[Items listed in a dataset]
------------------------------
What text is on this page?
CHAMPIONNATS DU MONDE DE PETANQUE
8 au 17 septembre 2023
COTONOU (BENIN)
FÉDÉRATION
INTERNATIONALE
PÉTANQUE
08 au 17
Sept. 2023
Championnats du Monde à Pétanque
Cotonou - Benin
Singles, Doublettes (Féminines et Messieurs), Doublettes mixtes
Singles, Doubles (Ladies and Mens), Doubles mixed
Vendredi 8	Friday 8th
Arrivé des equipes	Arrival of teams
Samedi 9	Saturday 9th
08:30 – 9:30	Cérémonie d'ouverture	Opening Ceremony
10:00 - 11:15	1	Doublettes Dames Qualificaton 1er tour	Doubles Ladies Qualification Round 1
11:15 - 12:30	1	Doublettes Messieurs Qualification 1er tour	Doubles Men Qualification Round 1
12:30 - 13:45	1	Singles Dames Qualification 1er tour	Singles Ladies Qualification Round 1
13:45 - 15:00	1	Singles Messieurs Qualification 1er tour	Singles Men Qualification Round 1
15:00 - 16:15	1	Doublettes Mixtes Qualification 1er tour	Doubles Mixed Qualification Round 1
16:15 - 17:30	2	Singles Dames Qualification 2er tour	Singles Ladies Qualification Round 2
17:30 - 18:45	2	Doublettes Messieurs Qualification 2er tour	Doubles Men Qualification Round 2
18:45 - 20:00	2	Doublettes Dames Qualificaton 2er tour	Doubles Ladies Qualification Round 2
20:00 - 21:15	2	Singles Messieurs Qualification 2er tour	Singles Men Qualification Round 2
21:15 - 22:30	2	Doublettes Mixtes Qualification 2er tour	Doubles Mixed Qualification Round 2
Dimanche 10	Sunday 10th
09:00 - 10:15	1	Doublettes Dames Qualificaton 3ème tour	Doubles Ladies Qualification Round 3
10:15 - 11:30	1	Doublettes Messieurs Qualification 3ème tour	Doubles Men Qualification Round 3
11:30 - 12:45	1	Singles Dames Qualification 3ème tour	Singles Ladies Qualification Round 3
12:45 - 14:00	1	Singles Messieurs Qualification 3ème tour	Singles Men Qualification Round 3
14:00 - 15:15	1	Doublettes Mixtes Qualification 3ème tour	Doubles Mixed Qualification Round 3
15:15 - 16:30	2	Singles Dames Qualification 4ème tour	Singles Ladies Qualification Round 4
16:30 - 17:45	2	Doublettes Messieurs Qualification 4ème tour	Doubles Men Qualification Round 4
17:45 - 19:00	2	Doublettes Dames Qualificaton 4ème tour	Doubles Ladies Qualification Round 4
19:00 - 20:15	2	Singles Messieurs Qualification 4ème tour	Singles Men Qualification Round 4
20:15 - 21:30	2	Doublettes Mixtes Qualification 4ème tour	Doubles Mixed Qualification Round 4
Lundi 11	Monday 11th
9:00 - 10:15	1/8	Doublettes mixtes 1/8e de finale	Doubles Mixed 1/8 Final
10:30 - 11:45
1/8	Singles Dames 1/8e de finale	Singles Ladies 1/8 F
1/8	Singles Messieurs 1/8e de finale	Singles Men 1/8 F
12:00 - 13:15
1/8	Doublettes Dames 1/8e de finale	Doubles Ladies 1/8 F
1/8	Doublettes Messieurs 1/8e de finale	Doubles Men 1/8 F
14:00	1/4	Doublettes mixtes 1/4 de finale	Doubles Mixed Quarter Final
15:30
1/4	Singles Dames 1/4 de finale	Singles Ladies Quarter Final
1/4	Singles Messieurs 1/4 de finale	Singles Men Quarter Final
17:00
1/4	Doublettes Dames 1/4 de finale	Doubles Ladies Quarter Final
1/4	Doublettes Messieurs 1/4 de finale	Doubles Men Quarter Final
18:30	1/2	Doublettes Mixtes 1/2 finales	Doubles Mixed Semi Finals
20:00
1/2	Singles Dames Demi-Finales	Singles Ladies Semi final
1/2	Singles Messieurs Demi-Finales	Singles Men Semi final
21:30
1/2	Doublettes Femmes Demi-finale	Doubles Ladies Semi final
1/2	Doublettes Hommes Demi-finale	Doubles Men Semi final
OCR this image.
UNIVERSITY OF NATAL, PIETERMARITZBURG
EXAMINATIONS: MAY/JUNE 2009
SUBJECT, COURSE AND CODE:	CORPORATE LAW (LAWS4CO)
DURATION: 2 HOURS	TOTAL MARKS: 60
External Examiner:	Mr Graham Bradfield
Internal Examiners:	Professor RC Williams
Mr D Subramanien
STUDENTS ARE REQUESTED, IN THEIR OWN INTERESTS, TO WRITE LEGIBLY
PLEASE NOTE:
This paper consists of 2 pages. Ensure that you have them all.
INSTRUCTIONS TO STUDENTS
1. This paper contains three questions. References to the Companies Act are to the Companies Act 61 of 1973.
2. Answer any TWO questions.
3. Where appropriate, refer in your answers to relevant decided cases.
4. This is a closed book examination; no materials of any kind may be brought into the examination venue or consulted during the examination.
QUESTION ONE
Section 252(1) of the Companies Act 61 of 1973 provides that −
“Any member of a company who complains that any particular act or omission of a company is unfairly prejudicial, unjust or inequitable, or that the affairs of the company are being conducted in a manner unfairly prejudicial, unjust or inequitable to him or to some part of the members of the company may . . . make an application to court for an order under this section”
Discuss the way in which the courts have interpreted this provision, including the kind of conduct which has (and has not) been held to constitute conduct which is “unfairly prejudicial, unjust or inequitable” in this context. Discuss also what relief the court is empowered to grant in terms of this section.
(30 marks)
------------------------------
§ **TASK PROMPT**:
Wherever the word "Companies" occurs in a line of the listing, copy that line.

§ **TASK RESPONSE**:
1. This paper contains three questions. References to the Companies Act are to the Companies Act 61 of 1973.
Section 252(1) of the Companies Act 61 of 1973 provides that −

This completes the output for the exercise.